> **TO BE DONE**: Format each line of the material below as a JSON list of strings, one string per line, with blank lines left out.

━━━━━━━━━━━━━━━━━━━━

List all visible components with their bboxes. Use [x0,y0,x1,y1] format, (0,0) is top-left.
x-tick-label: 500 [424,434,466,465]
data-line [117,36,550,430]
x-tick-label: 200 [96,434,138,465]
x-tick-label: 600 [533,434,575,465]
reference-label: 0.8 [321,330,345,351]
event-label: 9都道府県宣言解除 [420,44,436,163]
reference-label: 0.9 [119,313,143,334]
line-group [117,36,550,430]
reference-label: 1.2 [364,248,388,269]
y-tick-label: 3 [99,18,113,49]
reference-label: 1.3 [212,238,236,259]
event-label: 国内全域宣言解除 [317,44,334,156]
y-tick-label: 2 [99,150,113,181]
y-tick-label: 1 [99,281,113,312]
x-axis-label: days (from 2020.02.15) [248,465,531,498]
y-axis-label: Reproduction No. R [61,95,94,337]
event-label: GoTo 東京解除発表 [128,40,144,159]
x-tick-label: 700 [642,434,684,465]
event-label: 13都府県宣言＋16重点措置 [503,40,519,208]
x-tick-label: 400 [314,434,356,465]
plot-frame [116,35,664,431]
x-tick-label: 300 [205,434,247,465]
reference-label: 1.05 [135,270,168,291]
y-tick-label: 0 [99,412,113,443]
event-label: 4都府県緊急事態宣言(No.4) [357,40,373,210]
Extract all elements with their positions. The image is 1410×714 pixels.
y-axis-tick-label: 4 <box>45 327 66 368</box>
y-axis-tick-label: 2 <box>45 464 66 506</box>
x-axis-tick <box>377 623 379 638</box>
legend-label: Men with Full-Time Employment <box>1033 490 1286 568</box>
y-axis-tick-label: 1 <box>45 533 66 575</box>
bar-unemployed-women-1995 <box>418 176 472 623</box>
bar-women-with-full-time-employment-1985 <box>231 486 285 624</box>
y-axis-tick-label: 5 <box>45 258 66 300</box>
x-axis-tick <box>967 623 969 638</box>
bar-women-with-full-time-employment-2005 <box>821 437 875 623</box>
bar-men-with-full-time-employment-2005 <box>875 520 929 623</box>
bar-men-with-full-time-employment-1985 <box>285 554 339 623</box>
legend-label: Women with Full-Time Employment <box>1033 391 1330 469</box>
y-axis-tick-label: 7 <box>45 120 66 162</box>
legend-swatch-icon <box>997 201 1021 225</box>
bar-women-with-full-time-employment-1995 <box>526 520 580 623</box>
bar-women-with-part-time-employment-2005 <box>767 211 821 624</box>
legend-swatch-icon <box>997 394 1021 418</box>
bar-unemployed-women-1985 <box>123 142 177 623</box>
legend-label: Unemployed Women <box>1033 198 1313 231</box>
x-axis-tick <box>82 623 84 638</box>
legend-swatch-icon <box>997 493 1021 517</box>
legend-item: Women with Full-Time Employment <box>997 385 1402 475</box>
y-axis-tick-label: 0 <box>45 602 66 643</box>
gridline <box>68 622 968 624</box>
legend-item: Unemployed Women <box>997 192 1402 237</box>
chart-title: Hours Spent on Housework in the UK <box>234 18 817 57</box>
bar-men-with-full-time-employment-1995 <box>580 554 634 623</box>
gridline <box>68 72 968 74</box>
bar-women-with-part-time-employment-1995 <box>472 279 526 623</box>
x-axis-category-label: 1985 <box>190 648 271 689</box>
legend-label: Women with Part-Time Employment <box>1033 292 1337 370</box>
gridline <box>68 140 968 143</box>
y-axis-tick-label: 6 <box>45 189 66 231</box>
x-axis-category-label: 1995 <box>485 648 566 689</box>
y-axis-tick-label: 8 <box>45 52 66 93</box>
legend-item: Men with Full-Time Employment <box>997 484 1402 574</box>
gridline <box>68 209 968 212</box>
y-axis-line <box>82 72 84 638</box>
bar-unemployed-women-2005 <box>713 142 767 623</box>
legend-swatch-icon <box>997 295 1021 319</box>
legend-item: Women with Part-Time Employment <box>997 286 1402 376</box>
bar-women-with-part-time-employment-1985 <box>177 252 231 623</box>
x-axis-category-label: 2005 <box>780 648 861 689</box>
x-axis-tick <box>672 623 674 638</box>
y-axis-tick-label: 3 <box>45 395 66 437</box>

━━━━━━━━━━━━━━━━━━━━

> **RESULT FOR THIS TASK**:
[
  "List all visible components with their bboxes. Use [x0,y0,x1,y1] format, (0,0) is top-left.",
  "x-tick-label: 500 [424,434,466,465]",
  "data-line [117,36,550,430]",
  "x-tick-label: 200 [96,434,138,465]",
  "x-tick-label: 600 [533,434,575,465]",
  "reference-label: 0.8 [321,330,345,351]",
  "event-label: 9都道府県宣言解除 [420,44,436,163]",
  "reference-label: 0.9 [119,313,143,334]",
  "line-group [117,36,550,430]",
  "reference-label: 1.2 [364,248,388,269]",
  "y-tick-label: 3 [99,18,113,49]",
  "reference-label: 1.3 [212,238,236,259]",
  "event-label: 国内全域宣言解除 [317,44,334,156]",
  "y-tick-label: 2 [99,150,113,181]",
  "y-tick-label: 1 [99,281,113,312]",
  "x-axis-label: days (from 2020.02.15) [248,465,531,498]",
  "y-axis-label: Reproduction No. R [61,95,94,337]",
  "event-label: GoTo 東京解除発表 [128,40,144,159]",
  "x-tick-label: 700 [642,434,684,465]",
  "event-label: 13都府県宣言＋16重点措置 [503,40,519,208]",
  "x-tick-label: 400 [314,434,356,465]",
  "plot-frame [116,35,664,431]",
  "x-tick-label: 300 [205,434,247,465]",
  "reference-label: 1.05 [135,270,168,291]",
  "y-tick-label: 0 [99,412,113,443]",
  "event-label: 4都府県緊急事態宣言(No.4) [357,40,373,210]",
  "Extract all elements with their positions. The image is 1410×714 pixels.",
  "y-axis-tick-label: 4 <box>45 327 66 368</box>",
  "y-axis-tick-label: 2 <box>45 464 66 506</box>",
  "x-axis-tick <box>377 623 379 638</box>",
  "legend-label: Men with Full-Time Employment <box>1033 490 1286 568</box>",
  "y-axis-tick-label: 1 <box>45 533 66 575</box>",
  "bar-unemployed-women-1995 <box>418 176 472 623</box>",
  "bar-women-with-full-time-employment-1985 <box>231 486 285 624</box>",
  "y-axis-tick-label: 5 <box>45 258 66 300</box>",
  "x-axis-tick <box>967 623 969 638</box>",
  "bar-women-with-full-time-employment-2005 <box>821 437 875 623</box>",
  "bar-men-with-full-time-employment-2005 <box>875 520 929 623</box>",
  "bar-men-with-full-time-employment-1985 <box>285 554 339 623</box>",
  "legend-label: Women with Full-Time Employment <box>1033 391 1330 469</box>",
  "y-axis-tick-label: 7 <box>45 120 66 162</box>",
  "legend-swatch-icon <box>997 201 1021 225</box>",
  "bar-women-with-full-time-employment-1995 <box>526 520 580 623</box>",
  "bar-women-with-part-time-employment-2005 <box>767 211 821 624</box>",
  "legend-swatch-icon <box>997 394 1021 418</box>",
  "bar-unemployed-women-1985 <box>123 142 177 623</box>",
  "legend-label: Unemployed Women <box>1033 198 1313 231</box>",
  "x-axis-tick <box>82 623 84 638</box>",
  "legend-swatch-icon <box>997 493 1021 517</box>",
  "legend-item: Women with Full-Time Employment <box>997 385 1402 475</box>",
  "y-axis-tick-label: 0 <box>45 602 66 643</box>",
  "gridline <box>68 622 968 624</box>",
  "legend-item: Unemployed Women <box>997 192 1402 237</box>",
  "chart-title: Hours Spent on Housework in the UK <box>234 18 817 57</box>",
  "bar-men-with-full-time-employment-1995 <box>580 554 634 623</box>",
  "gridline <box>68 72 968 74</box>",
  "bar-women-with-part-time-employment-1995 <box>472 279 526 623</box>",
  "x-axis-category-label: 1985 <box>190 648 271 689</box>",
  "legend-label: Women with Part-Time Employment <box>1033 292 1337 370</box>",
  "gridline <box>68 140 968 143</box>",
  "y-axis-tick-label: 6 <box>45 189 66 231</box>",
  "x-axis-category-label: 1995 <box>485 648 566 689</box>",
  "y-axis-tick-label: 8 <box>45 52 66 93</box>",
  "legend-item: Men with Full-Time Employment <box>997 484 1402 574</box>",
  "gridline <box>68 209 968 212</box>",
  "y-axis-line <box>82 72 84 638</box>",
  "bar-unemployed-women-2005 <box>713 142 767 623</box>",
  "legend-swatch-icon <box>997 295 1021 319</box>",
  "legend-item: Women with Part-Time Employment <box>997 286 1402 376</box>",
  "bar-women-with-part-time-employment-1985 <box>177 252 231 623</box>",
  "x-axis-category-label: 2005 <box>780 648 861 689</box>",
  "x-axis-tick <box>672 623 674 638</box>",
  "y-axis-tick-label: 3 <box>45 395 66 437</box>"
]